■ YOUR INSTRUCTIONS
Note each line where "structured" appears, and copy it.

____________

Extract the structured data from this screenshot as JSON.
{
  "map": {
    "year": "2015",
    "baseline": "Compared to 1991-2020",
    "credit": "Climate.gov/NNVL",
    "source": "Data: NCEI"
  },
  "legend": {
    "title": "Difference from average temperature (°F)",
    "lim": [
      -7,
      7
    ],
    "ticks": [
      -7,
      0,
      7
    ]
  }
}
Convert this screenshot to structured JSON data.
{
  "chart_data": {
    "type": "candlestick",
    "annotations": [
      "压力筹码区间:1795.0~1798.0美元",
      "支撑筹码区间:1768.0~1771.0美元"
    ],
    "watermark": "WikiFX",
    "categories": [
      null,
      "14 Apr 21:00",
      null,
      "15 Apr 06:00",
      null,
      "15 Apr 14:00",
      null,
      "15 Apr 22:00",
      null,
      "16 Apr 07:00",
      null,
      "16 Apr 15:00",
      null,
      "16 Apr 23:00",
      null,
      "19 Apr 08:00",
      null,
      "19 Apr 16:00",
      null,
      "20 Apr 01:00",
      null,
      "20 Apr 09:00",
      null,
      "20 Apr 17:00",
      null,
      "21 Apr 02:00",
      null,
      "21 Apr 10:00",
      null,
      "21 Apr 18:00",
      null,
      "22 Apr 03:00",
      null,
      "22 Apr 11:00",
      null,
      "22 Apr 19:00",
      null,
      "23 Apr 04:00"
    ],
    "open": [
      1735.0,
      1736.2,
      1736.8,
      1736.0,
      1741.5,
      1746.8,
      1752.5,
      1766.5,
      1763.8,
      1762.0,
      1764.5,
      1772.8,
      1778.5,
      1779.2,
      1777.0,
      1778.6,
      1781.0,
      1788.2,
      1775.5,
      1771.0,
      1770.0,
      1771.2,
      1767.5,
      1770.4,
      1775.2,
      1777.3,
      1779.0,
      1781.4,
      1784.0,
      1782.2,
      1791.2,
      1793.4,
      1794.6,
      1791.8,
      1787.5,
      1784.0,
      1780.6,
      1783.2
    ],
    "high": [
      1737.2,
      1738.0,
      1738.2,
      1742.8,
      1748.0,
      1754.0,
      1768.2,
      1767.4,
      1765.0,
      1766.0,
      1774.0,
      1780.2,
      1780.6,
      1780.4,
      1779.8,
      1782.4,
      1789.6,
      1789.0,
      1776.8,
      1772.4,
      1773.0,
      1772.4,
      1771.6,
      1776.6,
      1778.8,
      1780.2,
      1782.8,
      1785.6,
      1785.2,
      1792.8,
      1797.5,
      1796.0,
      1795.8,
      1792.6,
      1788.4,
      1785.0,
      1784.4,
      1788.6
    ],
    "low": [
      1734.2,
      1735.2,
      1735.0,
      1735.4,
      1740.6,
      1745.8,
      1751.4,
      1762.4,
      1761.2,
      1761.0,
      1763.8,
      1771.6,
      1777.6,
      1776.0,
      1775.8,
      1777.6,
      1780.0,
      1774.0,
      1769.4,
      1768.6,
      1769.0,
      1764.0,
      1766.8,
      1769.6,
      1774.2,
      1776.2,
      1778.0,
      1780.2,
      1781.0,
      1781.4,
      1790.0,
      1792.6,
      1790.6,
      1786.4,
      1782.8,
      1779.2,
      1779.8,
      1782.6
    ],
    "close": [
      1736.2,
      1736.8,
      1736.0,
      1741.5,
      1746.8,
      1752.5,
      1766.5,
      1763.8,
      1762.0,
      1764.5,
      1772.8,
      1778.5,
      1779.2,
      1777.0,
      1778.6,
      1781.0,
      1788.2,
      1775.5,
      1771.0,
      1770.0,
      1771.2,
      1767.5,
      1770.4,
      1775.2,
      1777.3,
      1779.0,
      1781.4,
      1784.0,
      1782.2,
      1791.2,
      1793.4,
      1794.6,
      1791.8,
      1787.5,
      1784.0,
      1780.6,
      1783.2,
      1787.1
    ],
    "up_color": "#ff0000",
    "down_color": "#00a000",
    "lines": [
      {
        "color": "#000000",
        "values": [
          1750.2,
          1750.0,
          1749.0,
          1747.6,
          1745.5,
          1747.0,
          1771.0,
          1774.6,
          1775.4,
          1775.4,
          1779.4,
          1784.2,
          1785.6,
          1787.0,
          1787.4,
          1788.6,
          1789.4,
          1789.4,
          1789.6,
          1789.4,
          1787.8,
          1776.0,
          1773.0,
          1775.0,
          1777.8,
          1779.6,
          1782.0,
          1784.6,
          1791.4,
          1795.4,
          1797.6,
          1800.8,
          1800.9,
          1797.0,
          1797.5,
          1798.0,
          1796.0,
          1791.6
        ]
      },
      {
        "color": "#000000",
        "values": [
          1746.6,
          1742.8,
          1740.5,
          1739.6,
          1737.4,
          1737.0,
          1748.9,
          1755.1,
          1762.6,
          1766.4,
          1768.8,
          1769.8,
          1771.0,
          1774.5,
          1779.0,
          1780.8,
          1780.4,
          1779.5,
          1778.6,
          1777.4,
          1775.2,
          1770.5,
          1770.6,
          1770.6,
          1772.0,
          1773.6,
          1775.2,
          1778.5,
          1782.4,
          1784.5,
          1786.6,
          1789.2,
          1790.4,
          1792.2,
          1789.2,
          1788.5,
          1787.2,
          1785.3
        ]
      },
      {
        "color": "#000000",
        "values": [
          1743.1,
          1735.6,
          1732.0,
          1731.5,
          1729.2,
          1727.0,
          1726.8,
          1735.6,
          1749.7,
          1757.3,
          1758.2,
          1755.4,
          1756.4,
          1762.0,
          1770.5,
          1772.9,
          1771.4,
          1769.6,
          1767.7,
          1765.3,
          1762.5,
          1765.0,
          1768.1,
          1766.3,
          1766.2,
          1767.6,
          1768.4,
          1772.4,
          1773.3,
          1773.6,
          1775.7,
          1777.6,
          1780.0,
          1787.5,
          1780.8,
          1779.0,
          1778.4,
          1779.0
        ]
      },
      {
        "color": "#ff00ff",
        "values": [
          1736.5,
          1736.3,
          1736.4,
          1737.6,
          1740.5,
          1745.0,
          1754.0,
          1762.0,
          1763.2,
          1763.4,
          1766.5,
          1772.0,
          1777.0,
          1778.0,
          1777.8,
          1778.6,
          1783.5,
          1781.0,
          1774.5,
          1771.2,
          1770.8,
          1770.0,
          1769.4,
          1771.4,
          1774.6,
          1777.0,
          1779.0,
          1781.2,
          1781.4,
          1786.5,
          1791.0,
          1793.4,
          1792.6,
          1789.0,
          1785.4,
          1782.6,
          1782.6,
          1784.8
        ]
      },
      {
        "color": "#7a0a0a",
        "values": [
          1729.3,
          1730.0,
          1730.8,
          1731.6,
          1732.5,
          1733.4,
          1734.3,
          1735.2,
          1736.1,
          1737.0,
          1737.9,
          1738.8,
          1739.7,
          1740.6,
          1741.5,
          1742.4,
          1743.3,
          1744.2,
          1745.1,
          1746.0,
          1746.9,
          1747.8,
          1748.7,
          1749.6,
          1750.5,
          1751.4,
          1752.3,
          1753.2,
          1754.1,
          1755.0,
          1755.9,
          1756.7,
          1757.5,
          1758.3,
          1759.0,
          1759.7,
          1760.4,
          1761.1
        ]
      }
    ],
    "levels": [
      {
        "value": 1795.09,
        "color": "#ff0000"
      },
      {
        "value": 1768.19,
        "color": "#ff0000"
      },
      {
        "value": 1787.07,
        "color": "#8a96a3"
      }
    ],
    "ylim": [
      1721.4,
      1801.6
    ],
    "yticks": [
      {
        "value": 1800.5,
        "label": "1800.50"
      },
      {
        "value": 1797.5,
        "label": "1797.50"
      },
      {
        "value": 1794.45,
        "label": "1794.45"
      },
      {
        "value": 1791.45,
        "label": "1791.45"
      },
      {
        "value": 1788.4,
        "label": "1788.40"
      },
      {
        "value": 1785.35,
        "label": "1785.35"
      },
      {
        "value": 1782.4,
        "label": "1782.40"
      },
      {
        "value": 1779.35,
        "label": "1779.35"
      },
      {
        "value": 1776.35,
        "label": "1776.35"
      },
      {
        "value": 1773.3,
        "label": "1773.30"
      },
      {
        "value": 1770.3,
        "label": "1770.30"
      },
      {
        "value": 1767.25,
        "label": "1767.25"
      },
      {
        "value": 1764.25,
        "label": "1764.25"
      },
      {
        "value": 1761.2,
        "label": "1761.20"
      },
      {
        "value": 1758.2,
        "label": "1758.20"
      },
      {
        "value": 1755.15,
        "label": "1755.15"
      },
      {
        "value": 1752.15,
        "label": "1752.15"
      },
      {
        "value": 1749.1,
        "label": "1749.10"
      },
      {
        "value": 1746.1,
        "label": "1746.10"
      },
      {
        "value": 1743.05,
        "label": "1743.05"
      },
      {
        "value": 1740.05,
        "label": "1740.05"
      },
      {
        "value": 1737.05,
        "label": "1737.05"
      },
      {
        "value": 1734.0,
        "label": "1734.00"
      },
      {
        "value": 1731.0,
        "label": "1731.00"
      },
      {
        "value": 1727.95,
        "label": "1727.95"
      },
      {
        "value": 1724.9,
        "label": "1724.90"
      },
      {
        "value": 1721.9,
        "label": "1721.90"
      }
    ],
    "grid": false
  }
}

____________

■ ANSWER BELOW
Extract the structured data from this screenshot as JSON.
Convert this screenshot to structured JSON data.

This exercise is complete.